== EXERCISE TASK ==
Identify each line below containing the string "this" and copy it.

Dataset rows about figures:
★ ★ ★ ★

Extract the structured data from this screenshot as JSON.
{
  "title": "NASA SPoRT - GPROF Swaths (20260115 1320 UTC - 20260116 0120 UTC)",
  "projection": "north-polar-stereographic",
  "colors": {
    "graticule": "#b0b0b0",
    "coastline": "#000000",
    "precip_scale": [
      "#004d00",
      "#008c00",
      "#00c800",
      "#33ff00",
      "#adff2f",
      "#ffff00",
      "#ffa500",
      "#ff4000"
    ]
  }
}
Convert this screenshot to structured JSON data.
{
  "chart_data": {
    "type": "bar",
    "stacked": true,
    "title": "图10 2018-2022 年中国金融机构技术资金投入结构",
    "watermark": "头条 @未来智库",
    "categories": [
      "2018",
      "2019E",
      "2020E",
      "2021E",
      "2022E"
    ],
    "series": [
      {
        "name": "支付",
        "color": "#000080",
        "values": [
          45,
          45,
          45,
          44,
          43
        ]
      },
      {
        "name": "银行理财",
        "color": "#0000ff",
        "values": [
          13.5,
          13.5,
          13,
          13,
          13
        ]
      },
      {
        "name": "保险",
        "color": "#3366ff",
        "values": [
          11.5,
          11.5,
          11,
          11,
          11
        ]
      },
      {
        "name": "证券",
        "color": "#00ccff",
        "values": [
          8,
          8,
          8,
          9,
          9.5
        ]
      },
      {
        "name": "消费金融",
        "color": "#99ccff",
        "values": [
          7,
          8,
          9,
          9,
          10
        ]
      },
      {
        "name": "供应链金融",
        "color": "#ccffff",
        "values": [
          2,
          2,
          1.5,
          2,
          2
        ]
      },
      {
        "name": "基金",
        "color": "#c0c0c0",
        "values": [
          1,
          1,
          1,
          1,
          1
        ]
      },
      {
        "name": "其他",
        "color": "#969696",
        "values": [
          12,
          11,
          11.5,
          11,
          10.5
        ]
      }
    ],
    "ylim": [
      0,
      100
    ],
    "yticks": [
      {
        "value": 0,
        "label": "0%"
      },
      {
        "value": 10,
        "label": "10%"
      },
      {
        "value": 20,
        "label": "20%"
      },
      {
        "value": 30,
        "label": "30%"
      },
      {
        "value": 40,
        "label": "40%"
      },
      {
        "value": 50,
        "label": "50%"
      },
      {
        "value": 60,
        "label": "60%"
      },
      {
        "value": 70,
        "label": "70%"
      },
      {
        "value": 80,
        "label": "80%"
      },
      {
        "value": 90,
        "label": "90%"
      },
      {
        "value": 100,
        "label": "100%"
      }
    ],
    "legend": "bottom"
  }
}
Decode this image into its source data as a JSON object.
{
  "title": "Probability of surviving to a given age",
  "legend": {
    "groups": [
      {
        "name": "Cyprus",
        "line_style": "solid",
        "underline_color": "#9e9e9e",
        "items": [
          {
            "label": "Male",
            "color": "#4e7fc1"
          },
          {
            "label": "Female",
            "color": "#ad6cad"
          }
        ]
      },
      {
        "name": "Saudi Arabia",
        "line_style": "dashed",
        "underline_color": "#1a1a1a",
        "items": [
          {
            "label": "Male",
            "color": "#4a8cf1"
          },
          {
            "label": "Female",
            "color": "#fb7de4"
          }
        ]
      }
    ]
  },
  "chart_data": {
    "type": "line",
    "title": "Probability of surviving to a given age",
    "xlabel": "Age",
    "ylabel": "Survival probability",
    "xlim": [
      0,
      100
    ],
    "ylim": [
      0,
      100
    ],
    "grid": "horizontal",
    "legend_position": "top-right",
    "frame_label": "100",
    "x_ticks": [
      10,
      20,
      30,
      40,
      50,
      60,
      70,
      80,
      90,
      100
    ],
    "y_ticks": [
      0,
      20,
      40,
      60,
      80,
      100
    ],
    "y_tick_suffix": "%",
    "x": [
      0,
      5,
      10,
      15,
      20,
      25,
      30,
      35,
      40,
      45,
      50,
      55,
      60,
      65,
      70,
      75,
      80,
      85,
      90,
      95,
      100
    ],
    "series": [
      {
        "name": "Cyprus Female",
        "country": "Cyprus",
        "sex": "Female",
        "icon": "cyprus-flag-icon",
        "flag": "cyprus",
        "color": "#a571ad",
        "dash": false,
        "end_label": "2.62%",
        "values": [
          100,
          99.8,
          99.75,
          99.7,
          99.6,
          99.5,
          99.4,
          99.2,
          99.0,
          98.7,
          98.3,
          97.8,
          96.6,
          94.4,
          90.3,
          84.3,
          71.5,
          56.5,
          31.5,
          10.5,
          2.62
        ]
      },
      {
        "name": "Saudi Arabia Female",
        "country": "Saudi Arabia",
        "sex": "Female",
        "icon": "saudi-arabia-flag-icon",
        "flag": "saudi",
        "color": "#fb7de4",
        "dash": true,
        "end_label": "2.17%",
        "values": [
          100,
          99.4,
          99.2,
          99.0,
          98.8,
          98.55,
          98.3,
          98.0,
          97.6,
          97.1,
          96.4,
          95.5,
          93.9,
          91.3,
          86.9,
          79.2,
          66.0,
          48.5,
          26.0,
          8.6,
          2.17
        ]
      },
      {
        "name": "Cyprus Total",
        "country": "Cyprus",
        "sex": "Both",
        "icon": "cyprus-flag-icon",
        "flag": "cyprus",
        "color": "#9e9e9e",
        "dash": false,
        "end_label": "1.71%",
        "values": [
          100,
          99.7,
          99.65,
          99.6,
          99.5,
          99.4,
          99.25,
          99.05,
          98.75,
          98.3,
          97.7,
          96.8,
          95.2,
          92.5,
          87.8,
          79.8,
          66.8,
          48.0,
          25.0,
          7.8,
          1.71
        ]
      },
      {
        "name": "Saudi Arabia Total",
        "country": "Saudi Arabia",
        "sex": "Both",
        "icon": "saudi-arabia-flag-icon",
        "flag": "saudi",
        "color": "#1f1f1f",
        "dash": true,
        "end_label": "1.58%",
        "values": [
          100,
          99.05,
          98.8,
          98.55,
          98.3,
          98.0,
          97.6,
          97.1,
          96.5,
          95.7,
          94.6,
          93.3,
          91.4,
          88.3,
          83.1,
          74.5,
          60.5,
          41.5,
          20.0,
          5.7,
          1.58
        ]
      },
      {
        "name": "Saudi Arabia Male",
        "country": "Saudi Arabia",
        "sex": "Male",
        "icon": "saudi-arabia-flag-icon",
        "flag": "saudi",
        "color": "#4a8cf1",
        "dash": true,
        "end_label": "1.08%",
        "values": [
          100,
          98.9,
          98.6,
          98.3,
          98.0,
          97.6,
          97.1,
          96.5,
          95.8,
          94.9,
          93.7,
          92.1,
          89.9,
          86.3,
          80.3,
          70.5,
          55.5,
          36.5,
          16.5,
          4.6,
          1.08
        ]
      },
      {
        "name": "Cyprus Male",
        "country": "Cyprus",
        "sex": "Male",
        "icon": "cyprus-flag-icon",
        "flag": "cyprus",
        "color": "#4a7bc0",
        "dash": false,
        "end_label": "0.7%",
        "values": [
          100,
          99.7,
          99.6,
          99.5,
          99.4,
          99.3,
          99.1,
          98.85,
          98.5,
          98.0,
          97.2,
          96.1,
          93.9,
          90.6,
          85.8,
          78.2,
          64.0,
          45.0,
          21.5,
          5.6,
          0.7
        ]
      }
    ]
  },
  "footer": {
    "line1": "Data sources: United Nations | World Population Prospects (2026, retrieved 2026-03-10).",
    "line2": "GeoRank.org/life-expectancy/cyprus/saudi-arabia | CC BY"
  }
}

★ ★ ★ ★

== TASK ANSWER ==
Extract the structured data from this screenshot as JSON.
Convert this screenshot to structured JSON data.
Decode this image into its source data as a JSON object.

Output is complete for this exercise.